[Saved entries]
···

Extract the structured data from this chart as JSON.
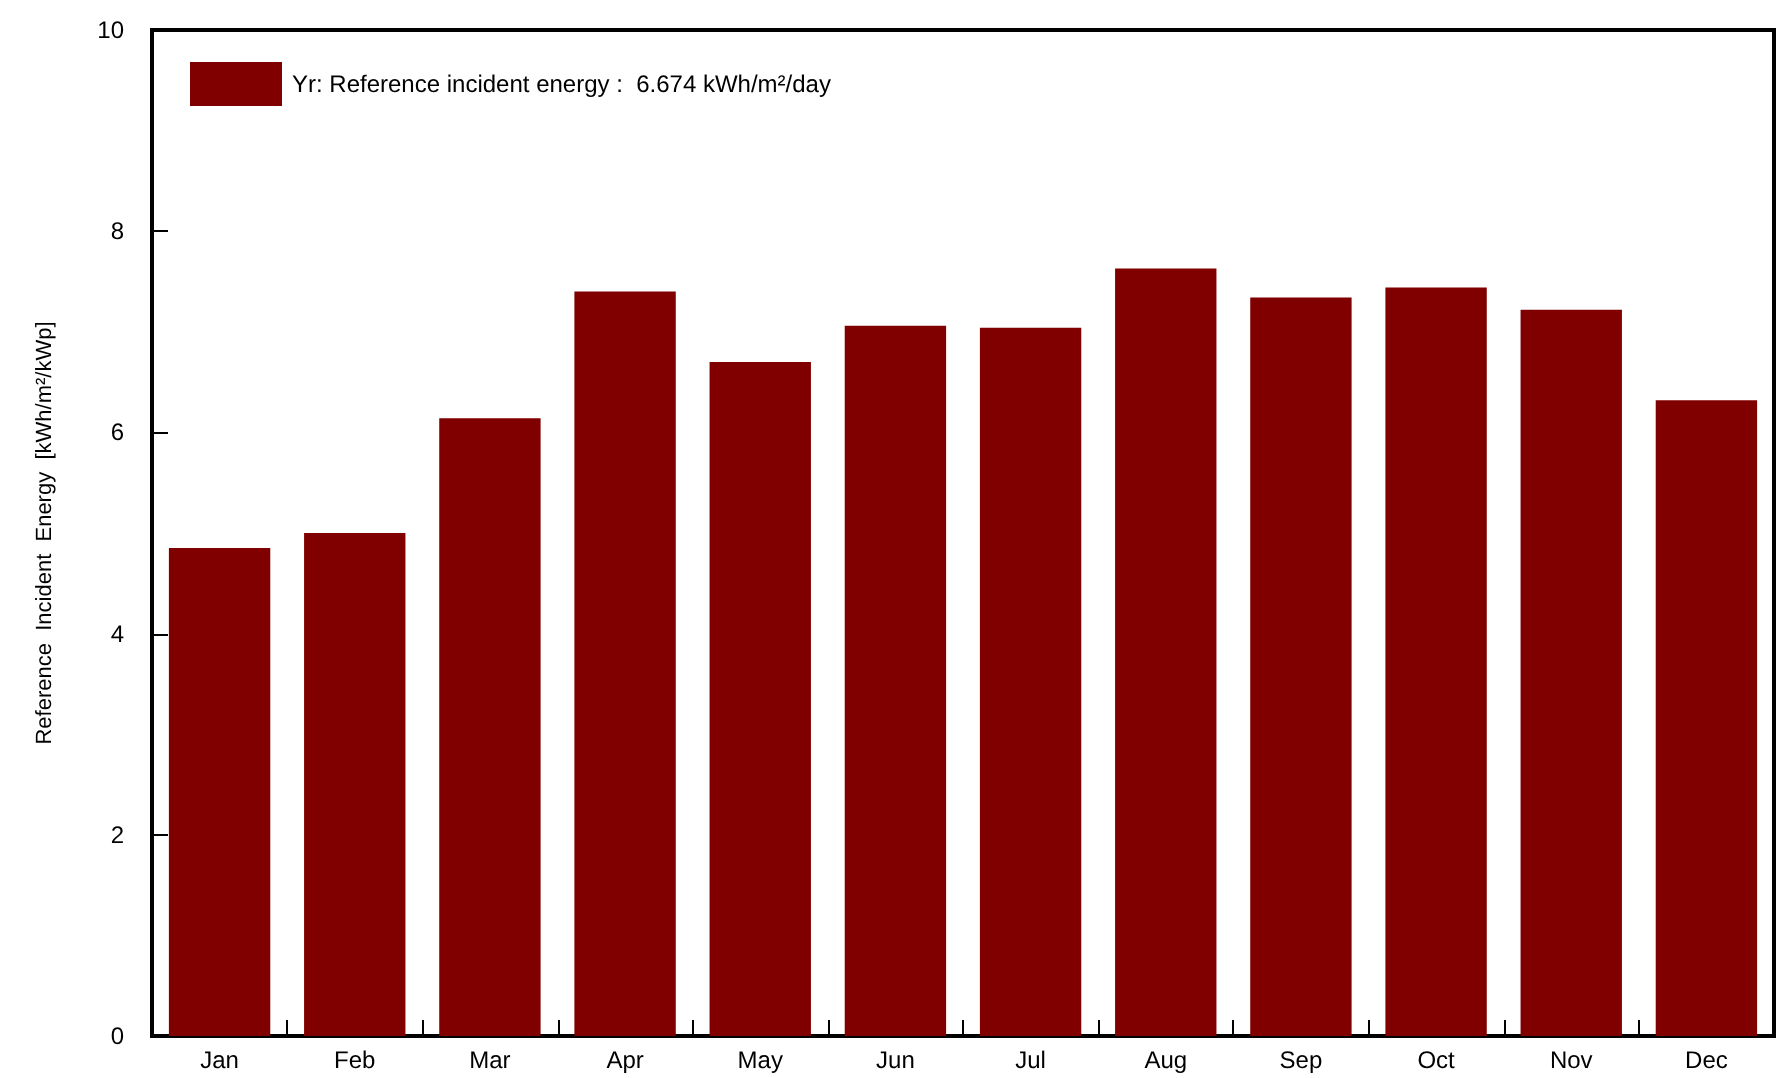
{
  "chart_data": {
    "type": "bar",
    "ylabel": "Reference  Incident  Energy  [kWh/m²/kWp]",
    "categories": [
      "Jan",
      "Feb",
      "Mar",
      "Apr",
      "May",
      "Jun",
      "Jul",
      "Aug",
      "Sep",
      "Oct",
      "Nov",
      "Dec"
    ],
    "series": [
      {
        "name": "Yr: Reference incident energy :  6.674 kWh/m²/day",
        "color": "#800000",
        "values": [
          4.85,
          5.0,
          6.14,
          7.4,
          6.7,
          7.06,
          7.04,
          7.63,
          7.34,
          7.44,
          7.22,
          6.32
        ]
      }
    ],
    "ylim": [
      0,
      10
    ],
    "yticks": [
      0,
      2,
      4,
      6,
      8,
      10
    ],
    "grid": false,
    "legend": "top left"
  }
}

···

WHAT TO PRODUCE:
Write out each line again precisely as it appears, skipping every picture.

THE ANSWER:
Extract the structured data from this chart as JSON.
{
  "chart_data": {
    "type": "bar",
    "ylabel": "Reference  Incident  Energy  [kWh/m²/kWp]",
    "categories": [
      "Jan",
      "Feb",
      "Mar",
      "Apr",
      "May",
      "Jun",
      "Jul",
      "Aug",
      "Sep",
      "Oct",
      "Nov",
      "Dec"
    ],
    "series": [
      {
        "name": "Yr: Reference incident energy :  6.674 kWh/m²/day",
        "color": "#800000",
        "values": [
          4.85,
          5.0,
          6.14,
          7.4,
          6.7,
          7.06,
          7.04,
          7.63,
          7.34,
          7.44,
          7.22,
          6.32
        ]
      }
    ],
    "ylim": [
      0,
      10
    ],
    "yticks": [
      0,
      2,
      4,
      6,
      8,
      10
    ],
    "grid": false,
    "legend": "top left"
  }
}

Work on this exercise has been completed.